## DATA FOR THIS EXERCISE

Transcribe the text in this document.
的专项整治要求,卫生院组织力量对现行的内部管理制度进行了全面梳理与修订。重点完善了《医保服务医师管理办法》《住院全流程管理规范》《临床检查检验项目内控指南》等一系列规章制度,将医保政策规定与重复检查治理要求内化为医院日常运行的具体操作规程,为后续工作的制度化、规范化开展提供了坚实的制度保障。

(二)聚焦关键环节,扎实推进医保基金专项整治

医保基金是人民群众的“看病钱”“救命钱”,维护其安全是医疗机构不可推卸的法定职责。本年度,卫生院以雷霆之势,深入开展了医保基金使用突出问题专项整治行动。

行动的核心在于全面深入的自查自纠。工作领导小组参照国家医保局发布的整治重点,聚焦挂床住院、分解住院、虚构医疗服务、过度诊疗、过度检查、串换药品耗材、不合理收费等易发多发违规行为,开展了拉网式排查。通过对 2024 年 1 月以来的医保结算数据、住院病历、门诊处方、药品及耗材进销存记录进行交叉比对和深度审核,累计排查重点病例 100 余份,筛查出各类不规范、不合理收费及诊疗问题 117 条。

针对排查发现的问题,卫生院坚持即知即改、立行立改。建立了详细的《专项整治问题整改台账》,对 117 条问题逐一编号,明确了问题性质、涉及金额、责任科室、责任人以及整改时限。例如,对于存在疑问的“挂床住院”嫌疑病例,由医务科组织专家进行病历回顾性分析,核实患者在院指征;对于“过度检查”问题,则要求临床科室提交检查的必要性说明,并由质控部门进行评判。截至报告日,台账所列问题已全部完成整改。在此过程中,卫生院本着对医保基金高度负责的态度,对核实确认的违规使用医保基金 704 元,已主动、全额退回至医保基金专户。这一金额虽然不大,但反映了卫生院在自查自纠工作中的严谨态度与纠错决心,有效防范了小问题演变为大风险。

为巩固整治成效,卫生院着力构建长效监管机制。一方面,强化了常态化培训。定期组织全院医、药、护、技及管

## PROBLEM
Scan the records for the string "过度检查". Copy each line in which it appears.

## EXERCISE RESULT
行动的核心在于全面深入的自查自纠。工作领导小组参照国家医保局发布的整治重点,聚焦挂床住院、分解住院、虚构医疗服务、过度诊疗、过度检查、串换药品耗材、不合理收费等易发多发违规行为,开展了拉网式排查。通过对 2024 年 1 月以来的医保结算数据、住院病历、门诊处方、药品及耗材进销存记录进行交叉比对和深度审核,累计排查重点病例 100 余份,筛查出各类不规范、不合理收费及诊疗问题 117 条。
针对排查发现的问题,卫生院坚持即知即改、立行立改。建立了详细的《专项整治问题整改台账》,对 117 条问题逐一编号,明确了问题性质、涉及金额、责任科室、责任人以及整改时限。例如,对于存在疑问的“挂床住院”嫌疑病例,由医务科组织专家进行病历回顾性分析,核实患者在院指征;对于“过度检查”问题,则要求临床科室提交检查的必要性说明,并由质控部门进行评判。截至报告日,台账所列问题已全部完成整改。在此过程中,卫生院本着对医保基金高度负责的态度,对核实确认的违规使用医保基金 704 元,已主动、全额退回至医保基金专户。这一金额虽然不大,但反映了卫生院在自查自纠工作中的严谨态度与纠错决心,有效防范了小问题演变为大风险。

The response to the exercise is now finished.